**Consignes:**
**a)** Répondez à ces questions sur l'extrait du document consacré au système magnétique :
(i) De quels métaux sont faits les îlots nanométriques ?
(ii) Dans quel synchrotron les mesures ont-elles été effectuées ?
(iii) Dans quelle revue ce travail est-il publié ?
**b)** Pour chaque affirmation, indiquez si elle concorde avec l'extrait du document consacré au système magnétique, puis citez les mots qui le prouvent :
(i) Dans l'état supersolide, l'ordre et le désordre sont superposés.
(ii) Le réseau d'îlots suit la géométrie dite de Kagomé.
(iii) Tous les physiciens de l'étude appartiennent à des laboratoires français.

**Extrait du document:**

---------------

Un système magnétique où ordre et désordre se superposent

Résultat scientifique

Des physiciens ont pour la première fois réalisé un système magnétique où l’ordre et le désordre sont superposés au point que chaque aimant élémentaire se trouve à la fois dans la phase ordonnée et dans la phase désordonnée.

Dans de rares situations, la matière peut se trouver dans un état à la fois ordonné comme un solide cristallin et désordonné comme un verre. C’est par exemple le cas de l’état supersolide où coexistent un solide et un superfluide. Toutefois, malgré la nature quantique de cet état, ordre et désordre ne sont pas superposés. Comme dans un alliage, ils ne font que coexister, chaque atome contribuant soit à l’une soit à l’autre des phases. Pour la première fois, des physiciens – expérimentateurs et théoriciens – provenant de deux laboratoires français, l’Institut Néel (CNRS/Grenoble INP/Univ. Grenoble Alpes) et l’Institut Jean Lamour (CNRS/Univ. Lorraine), et d’une équipe italienne viennent de réaliser un état magnétique où ordre et désordre se superposent intimement, de sorte que chaque nano-aimant élémentaire contribue aux deux phases. Il s’agit d’un réseau bidimensionnel d’îlots nanométriques de gadolinium et de cobalt de taille synthétisés et organisés par lithographie selon la géométrie dite de Kagomé. La comparaison des mesures réalisées au synchrotron Elettra de Trieste (Italie) à des simulations numériques a permis aux chercheurs de mettre en évidence ce nouvel état de la matière dans lequel l’ordre et le désordre coexistent. Ce travail est publié dans la revue Nature Communications.

---------------

**Entrées d'éléments annotés:**

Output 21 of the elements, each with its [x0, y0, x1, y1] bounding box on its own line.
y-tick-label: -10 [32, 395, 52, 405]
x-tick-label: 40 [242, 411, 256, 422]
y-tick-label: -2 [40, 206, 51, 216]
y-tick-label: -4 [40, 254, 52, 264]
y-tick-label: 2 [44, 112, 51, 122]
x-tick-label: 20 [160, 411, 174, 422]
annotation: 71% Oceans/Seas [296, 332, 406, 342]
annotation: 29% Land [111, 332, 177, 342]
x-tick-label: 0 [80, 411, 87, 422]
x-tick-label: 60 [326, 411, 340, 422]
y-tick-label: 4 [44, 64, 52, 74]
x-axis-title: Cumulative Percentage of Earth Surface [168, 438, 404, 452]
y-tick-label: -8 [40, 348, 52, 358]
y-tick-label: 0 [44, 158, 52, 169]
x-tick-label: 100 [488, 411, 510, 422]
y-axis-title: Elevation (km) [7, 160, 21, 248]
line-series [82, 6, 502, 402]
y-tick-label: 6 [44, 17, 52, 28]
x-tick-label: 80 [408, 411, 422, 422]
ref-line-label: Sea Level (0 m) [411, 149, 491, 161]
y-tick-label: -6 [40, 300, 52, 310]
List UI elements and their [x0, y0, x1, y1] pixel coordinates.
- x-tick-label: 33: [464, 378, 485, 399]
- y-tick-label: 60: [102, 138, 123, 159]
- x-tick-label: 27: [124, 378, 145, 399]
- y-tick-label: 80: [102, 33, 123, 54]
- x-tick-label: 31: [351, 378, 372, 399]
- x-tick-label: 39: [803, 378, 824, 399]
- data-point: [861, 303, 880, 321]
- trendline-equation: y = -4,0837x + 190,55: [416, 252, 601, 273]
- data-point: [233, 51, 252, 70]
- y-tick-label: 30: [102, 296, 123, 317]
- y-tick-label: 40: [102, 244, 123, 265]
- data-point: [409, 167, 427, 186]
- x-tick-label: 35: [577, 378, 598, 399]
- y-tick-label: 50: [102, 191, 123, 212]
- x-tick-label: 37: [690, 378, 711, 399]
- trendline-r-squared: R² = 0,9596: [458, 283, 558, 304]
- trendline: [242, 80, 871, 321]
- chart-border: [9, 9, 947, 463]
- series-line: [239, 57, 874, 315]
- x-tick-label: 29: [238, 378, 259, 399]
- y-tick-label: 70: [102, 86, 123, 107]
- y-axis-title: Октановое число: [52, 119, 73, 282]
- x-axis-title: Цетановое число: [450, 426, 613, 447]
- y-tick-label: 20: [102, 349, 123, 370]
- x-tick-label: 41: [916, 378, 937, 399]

---------------

**Réponses par consigne:**
**a)**
(i) De gadolinium et de cobalt.
(ii) Au synchrotron Elettra de Trieste (Italie).
(iii) Dans la revue Nature Communications.

**b)**
(i) Non : « ordre et désordre ne sont pas superposés ».
(ii) Oui : « organisés par lithographie selon la géométrie dite de Kagomé ».
(iii) Non : « et d’une équipe italienne ».